## [GOAL OF THE EXERCISE]
Copy every row below word for word, leaving out the pictures.

* START *

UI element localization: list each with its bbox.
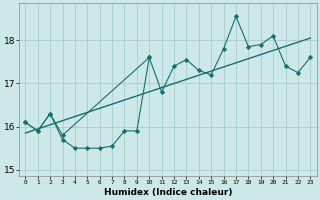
X-axis label: Humidex (Indice chaleur): Humidex (Indice chaleur) xyxy=(104,188,232,197)
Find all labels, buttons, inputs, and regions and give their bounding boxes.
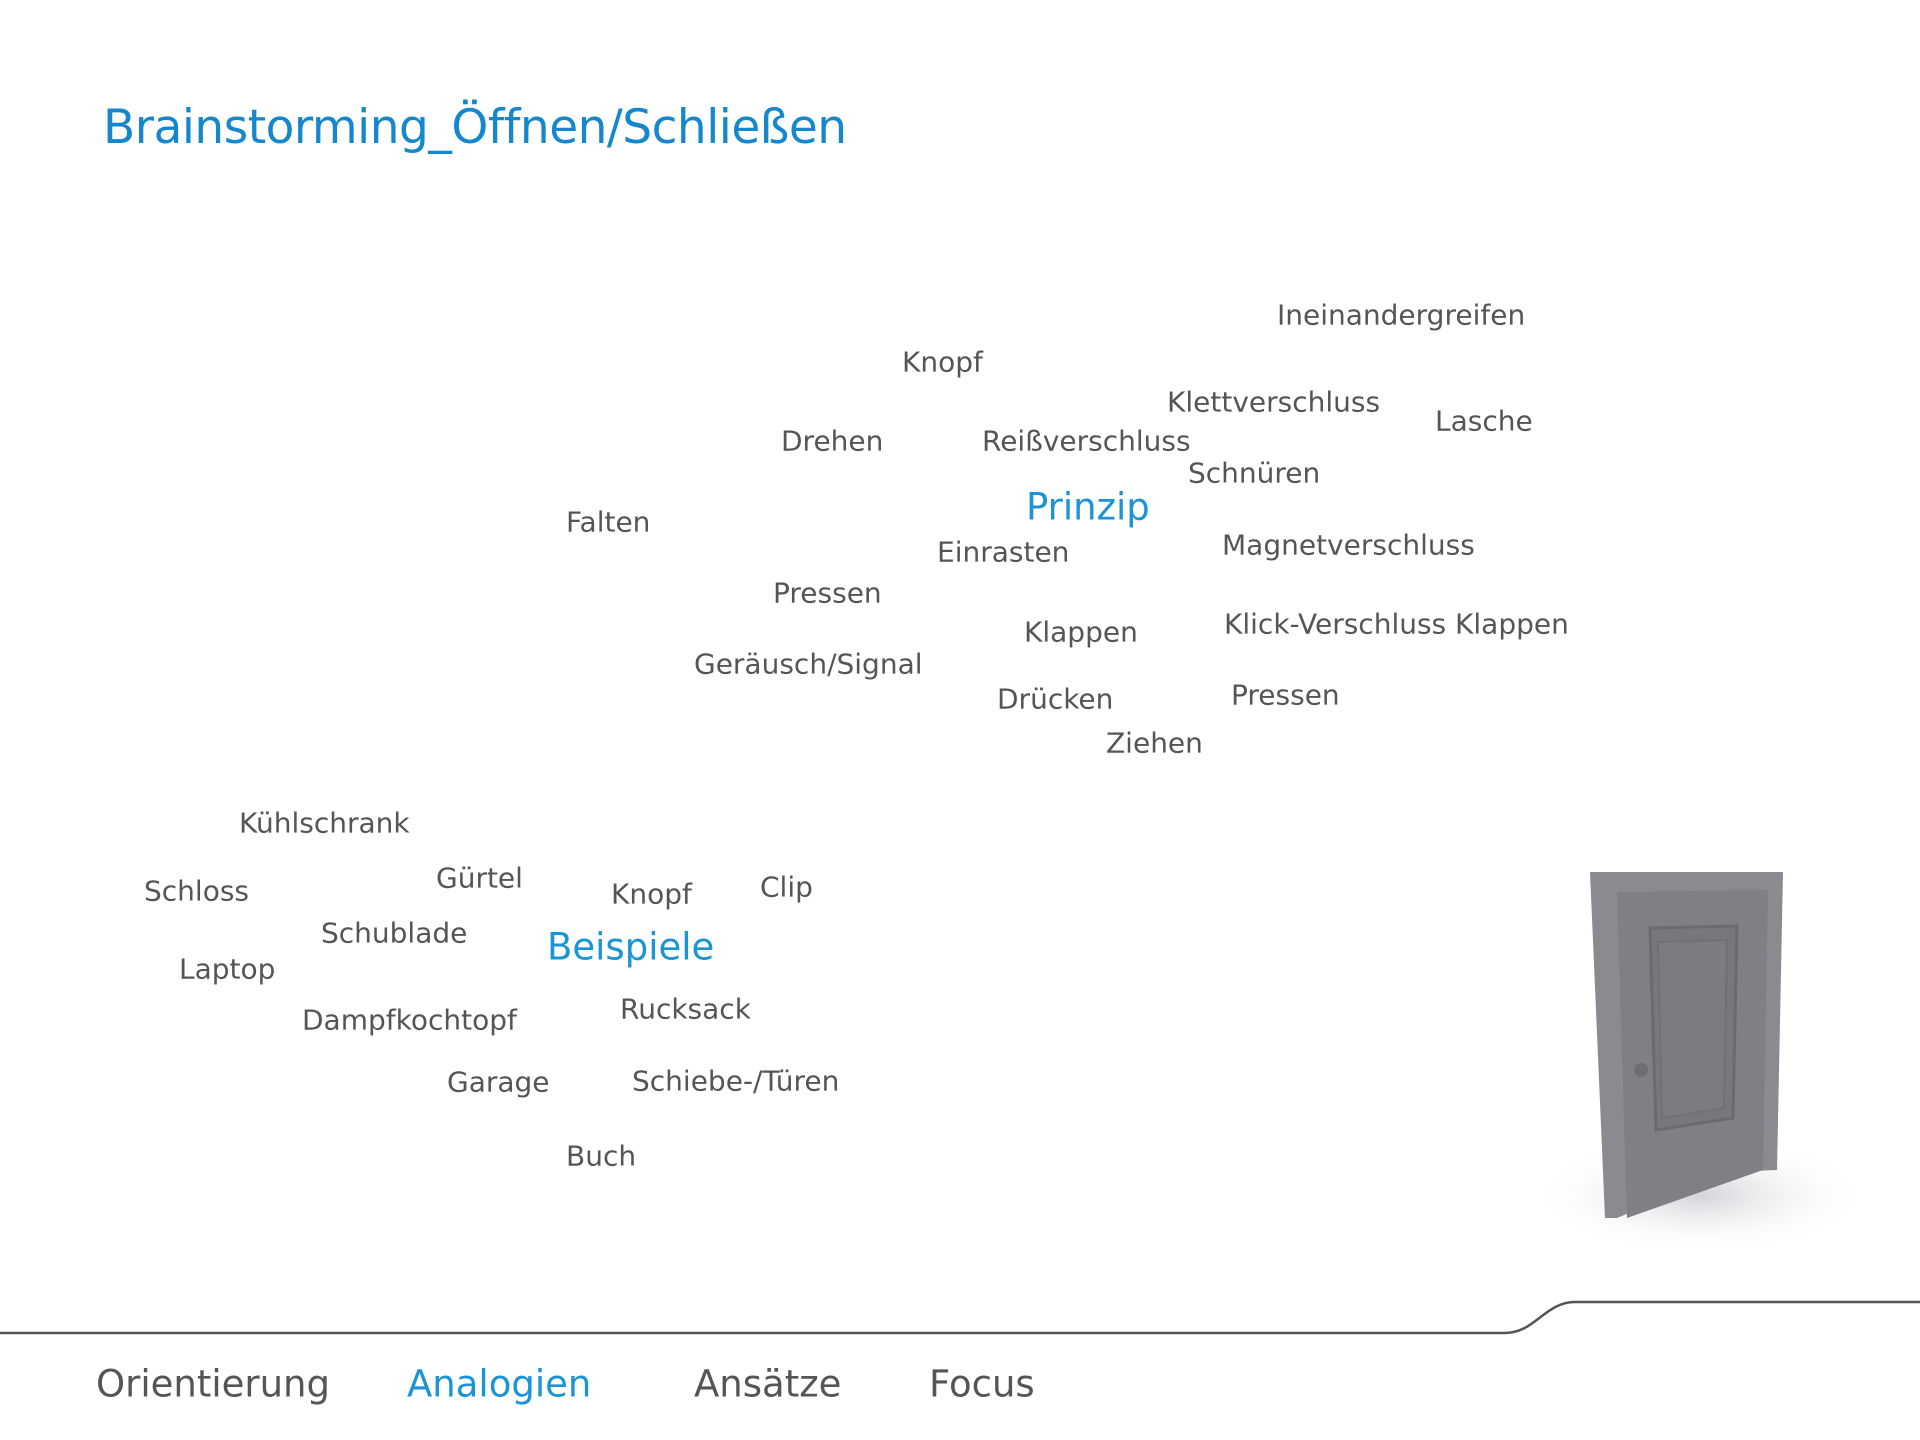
word-ineinandergreifen: Ineinandergreifen — [1277, 298, 1526, 332]
nav-analogien[interactable]: Analogien — [407, 1362, 592, 1406]
word-klettverschluss: Klettverschluss — [1167, 385, 1381, 419]
word-laptop: Laptop — [179, 952, 276, 986]
door-icon — [1530, 872, 1870, 1255]
word-buch: Buch — [566, 1139, 637, 1173]
word-druecken: Drücken — [997, 682, 1114, 716]
word-pressen: Pressen — [773, 576, 882, 610]
word-geraeusch-signal: Geräusch/Signal — [694, 647, 923, 681]
word-schublade: Schublade — [321, 916, 468, 950]
word-rucksack: Rucksack — [620, 992, 751, 1026]
word-dampfkochtopf: Dampfkochtopf — [302, 1003, 517, 1037]
word-schiebe-tueren: Schiebe-/Türen — [632, 1064, 840, 1098]
word-garage: Garage — [447, 1065, 550, 1099]
nav-ansaetze[interactable]: Ansätze — [694, 1362, 842, 1406]
nav-focus[interactable]: Focus — [929, 1362, 1035, 1406]
nav-orientierung[interactable]: Orientierung — [96, 1362, 330, 1406]
word-lasche: Lasche — [1435, 404, 1533, 438]
footer-divider — [0, 1300, 1920, 1335]
word-klappen: Klappen — [1024, 615, 1138, 649]
word-einrasten: Einrasten — [937, 535, 1070, 569]
word-guertel: Gürtel — [436, 861, 523, 895]
word-pressen-2: Pressen — [1231, 678, 1340, 712]
word-knopf-2: Knopf — [611, 877, 692, 911]
word-ziehen: Ziehen — [1106, 726, 1203, 760]
word-schloss: Schloss — [144, 874, 249, 908]
word-kuehlschrank: Kühlschrank — [239, 806, 410, 840]
word-falten: Falten — [566, 505, 651, 539]
heading-beispiele: Beispiele — [547, 925, 715, 969]
word-knopf: Knopf — [902, 345, 983, 379]
word-klick-verschluss-klappen: Klick-Verschluss Klappen — [1224, 607, 1569, 641]
heading-prinzip: Prinzip — [1026, 485, 1150, 529]
word-drehen: Drehen — [781, 424, 884, 458]
word-reissverschluss: Reißverschluss — [982, 424, 1191, 458]
word-magnetverschluss: Magnetverschluss — [1222, 528, 1475, 562]
page-title: Brainstorming_Öffnen/Schließen — [103, 100, 847, 155]
word-schnueren: Schnüren — [1188, 456, 1321, 490]
word-clip: Clip — [760, 870, 813, 904]
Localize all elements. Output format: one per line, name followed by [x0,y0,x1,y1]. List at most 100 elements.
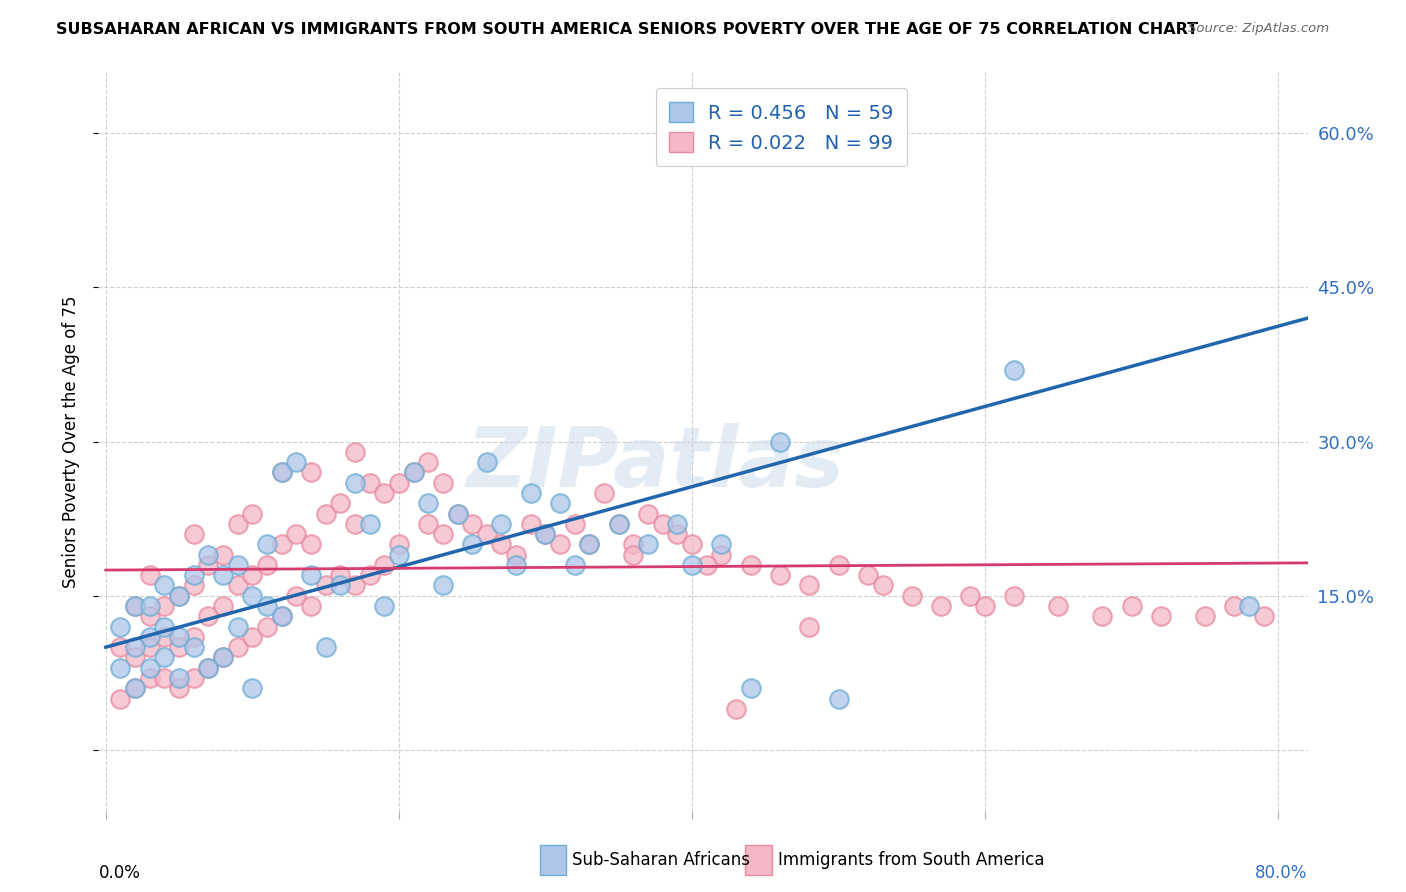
Point [299,466,322,480]
Text: SUBSAHARAN AFRICAN VS IMMIGRANTS FROM SOUTH AMERICA SENIORS POVERTY OVER THE AGE: SUBSAHARAN AFRICAN VS IMMIGRANTS FROM SO… [56,22,1198,37]
Point [461,516,484,531]
Point [359,475,381,490]
Point [183,568,205,582]
Point [578,537,600,551]
Point [343,445,366,459]
Point [153,620,176,634]
Point [138,661,160,675]
Point [827,558,849,572]
Point [256,558,278,572]
Point [827,691,849,706]
Point [110,620,132,634]
Point [240,568,263,582]
Point [534,527,557,541]
Point [974,599,997,613]
Point [212,650,235,665]
Point [769,434,792,449]
Point [388,475,411,490]
Point [710,537,733,551]
Point [183,671,205,685]
Point [110,661,132,675]
Point [418,496,440,510]
Point [212,568,235,582]
Point [183,630,205,644]
Point [724,702,747,716]
Point [1004,589,1026,603]
Point [299,568,322,582]
Point [461,537,484,551]
Point [637,537,659,551]
Point [153,578,176,592]
Point [110,640,132,655]
Point [329,578,352,592]
Point [373,558,395,572]
Point [959,589,981,603]
Point [359,568,381,582]
Point [769,568,792,582]
Point [240,507,263,521]
Point [491,516,513,531]
Point [270,609,292,624]
Text: Immigrants from South America: Immigrants from South America [778,851,1045,869]
Point [1091,609,1114,624]
Point [138,609,160,624]
Point [270,466,292,480]
Point [138,599,160,613]
Point [124,681,146,696]
Point [1237,599,1260,613]
Point [1004,362,1026,376]
Point [475,455,498,469]
Point [740,558,762,572]
Point [197,548,219,562]
Point [167,630,190,644]
Text: ZIPatlas: ZIPatlas [465,423,844,504]
Point [240,630,263,644]
Point [240,589,263,603]
Text: Sub-Saharan Africans: Sub-Saharan Africans [572,851,751,869]
Point [167,589,190,603]
Point [740,681,762,696]
Point [343,578,366,592]
Point [564,516,586,531]
Point [373,599,395,613]
Point [226,516,249,531]
Point [681,537,703,551]
Point [197,661,219,675]
Point [256,620,278,634]
Point [402,466,425,480]
Point [621,537,644,551]
Point [578,537,600,551]
Point [621,548,644,562]
Point [226,558,249,572]
Point [520,516,543,531]
Point [418,455,440,469]
Point [564,558,586,572]
Point [359,516,381,531]
Point [505,548,527,562]
Point [593,486,616,500]
Point [637,507,659,521]
Point [226,578,249,592]
Point [212,650,235,665]
Text: 80.0%: 80.0% [1256,863,1308,881]
Point [315,640,337,655]
Point [710,548,733,562]
Point [696,558,718,572]
Point [607,516,630,531]
Point [240,681,263,696]
Point [432,527,454,541]
Point [799,620,821,634]
Point [315,507,337,521]
Y-axis label: Seniors Poverty Over the Age of 75: Seniors Poverty Over the Age of 75 [62,295,80,588]
Point [124,599,146,613]
Legend: R = 0.456   N = 59, R = 0.022   N = 99: R = 0.456 N = 59, R = 0.022 N = 99 [655,88,907,167]
Point [270,537,292,551]
Point [138,568,160,582]
Point [418,516,440,531]
Point [534,527,557,541]
Point [446,507,468,521]
Point [256,537,278,551]
Point [212,548,235,562]
Point [651,516,673,531]
Point [666,516,689,531]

* END *

## [TASK ANSWER]
UI element localization: list each with its bbox.
X-axis label: Humidex (Indice chaleur): Humidex (Indice chaleur) xyxy=(104,188,232,197)
Find all labels, buttons, inputs, and regions and give their bounding boxes.
word-ineinandergreifen: Ineinandergreifen — [1277, 298, 1526, 332]
nav-analogien[interactable]: Analogien — [407, 1362, 592, 1406]
word-klettverschluss: Klettverschluss — [1167, 385, 1381, 419]
word-laptop: Laptop — [179, 952, 276, 986]
door-icon — [1530, 872, 1870, 1255]
word-buch: Buch — [566, 1139, 637, 1173]
word-druecken: Drücken — [997, 682, 1114, 716]
word-pressen: Pressen — [773, 576, 882, 610]
word-geraeusch-signal: Geräusch/Signal — [694, 647, 923, 681]
word-schublade: Schublade — [321, 916, 468, 950]
word-rucksack: Rucksack — [620, 992, 751, 1026]
word-dampfkochtopf: Dampfkochtopf — [302, 1003, 517, 1037]
word-schiebe-tueren: Schiebe-/Türen — [632, 1064, 840, 1098]
word-garage: Garage — [447, 1065, 550, 1099]
nav-ansaetze[interactable]: Ansätze — [694, 1362, 842, 1406]
nav-focus[interactable]: Focus — [929, 1362, 1035, 1406]
nav-orientierung[interactable]: Orientierung — [96, 1362, 330, 1406]
word-lasche: Lasche — [1435, 404, 1533, 438]
footer-divider — [0, 1300, 1920, 1335]
word-klappen: Klappen — [1024, 615, 1138, 649]
word-einrasten: Einrasten — [937, 535, 1070, 569]
word-guertel: Gürtel — [436, 861, 523, 895]
word-pressen-2: Pressen — [1231, 678, 1340, 712]
word-knopf-2: Knopf — [611, 877, 692, 911]
word-ziehen: Ziehen — [1106, 726, 1203, 760]
word-schloss: Schloss — [144, 874, 249, 908]
word-kuehlschrank: Kühlschrank — [239, 806, 410, 840]
word-falten: Falten — [566, 505, 651, 539]
heading-beispiele: Beispiele — [547, 925, 715, 969]
word-knopf: Knopf — [902, 345, 983, 379]
word-klick-verschluss-klappen: Klick-Verschluss Klappen — [1224, 607, 1569, 641]
heading-prinzip: Prinzip — [1026, 485, 1150, 529]
word-drehen: Drehen — [781, 424, 884, 458]
word-reissverschluss: Reißverschluss — [982, 424, 1191, 458]
word-magnetverschluss: Magnetverschluss — [1222, 528, 1475, 562]
page-title: Brainstorming_Öffnen/Schließen — [103, 100, 847, 155]
word-schnueren: Schnüren — [1188, 456, 1321, 490]
word-clip: Clip — [760, 870, 813, 904]
Localize all elements. Output format: one per line, name followed by [x0,y0,x1,y1]. List at most 100 elements.
Point [299,466,322,480]
Text: SUBSAHARAN AFRICAN VS IMMIGRANTS FROM SOUTH AMERICA SENIORS POVERTY OVER THE AGE: SUBSAHARAN AFRICAN VS IMMIGRANTS FROM SO… [56,22,1198,37]
Point [461,516,484,531]
Point [359,475,381,490]
Point [183,568,205,582]
Point [578,537,600,551]
Point [343,445,366,459]
Point [153,620,176,634]
Point [138,661,160,675]
Point [827,558,849,572]
Point [256,558,278,572]
Point [827,691,849,706]
Point [110,620,132,634]
Point [240,568,263,582]
Point [534,527,557,541]
Point [974,599,997,613]
Point [212,650,235,665]
Point [769,434,792,449]
Point [388,475,411,490]
Point [710,537,733,551]
Point [183,671,205,685]
Point [110,661,132,675]
Point [418,496,440,510]
Point [212,568,235,582]
Point [183,630,205,644]
Point [724,702,747,716]
Point [1004,589,1026,603]
Point [299,568,322,582]
Point [461,537,484,551]
Point [637,537,659,551]
Point [153,578,176,592]
Point [110,640,132,655]
Point [329,578,352,592]
Point [373,558,395,572]
Point [959,589,981,603]
Point [359,568,381,582]
Point [769,568,792,582]
Point [240,507,263,521]
Point [491,516,513,531]
Point [270,609,292,624]
Text: Immigrants from South America: Immigrants from South America [778,851,1045,869]
Point [1091,609,1114,624]
Point [138,609,160,624]
Point [270,466,292,480]
Point [138,599,160,613]
Point [124,681,146,696]
Point [1237,599,1260,613]
Point [1004,362,1026,376]
Point [475,455,498,469]
Point [740,558,762,572]
Point [197,548,219,562]
Point [167,630,190,644]
Text: ZIPatlas: ZIPatlas [465,423,844,504]
Point [240,630,263,644]
Point [240,589,263,603]
Text: Sub-Saharan Africans: Sub-Saharan Africans [572,851,751,869]
Point [167,589,190,603]
Point [740,681,762,696]
Point [343,578,366,592]
Point [564,516,586,531]
Point [373,599,395,613]
Point [226,516,249,531]
Point [681,537,703,551]
Point [197,661,219,675]
Point [256,620,278,634]
Point [402,466,425,480]
Point [621,537,644,551]
Point [578,537,600,551]
Point [621,548,644,562]
Point [226,558,249,572]
Point [520,516,543,531]
Point [418,455,440,469]
Point [564,558,586,572]
Point [359,516,381,531]
Point [505,548,527,562]
Point [593,486,616,500]
Point [637,507,659,521]
Point [226,578,249,592]
Point [212,650,235,665]
Text: 80.0%: 80.0% [1256,863,1308,881]
Point [315,640,337,655]
Point [710,548,733,562]
Point [696,558,718,572]
Point [607,516,630,531]
Point [240,681,263,696]
Point [432,527,454,541]
Point [799,620,821,634]
Point [315,507,337,521]
Y-axis label: Seniors Poverty Over the Age of 75: Seniors Poverty Over the Age of 75 [62,295,80,588]
Point [124,599,146,613]
Legend: R = 0.456   N = 59, R = 0.022   N = 99: R = 0.456 N = 59, R = 0.022 N = 99 [655,88,907,167]
Point [270,537,292,551]
Point [138,568,160,582]
Point [418,516,440,531]
Point [534,527,557,541]
Point [446,507,468,521]
Point [256,537,278,551]
Point [212,548,235,562]
Point [651,516,673,531]
Point [666,516,689,531]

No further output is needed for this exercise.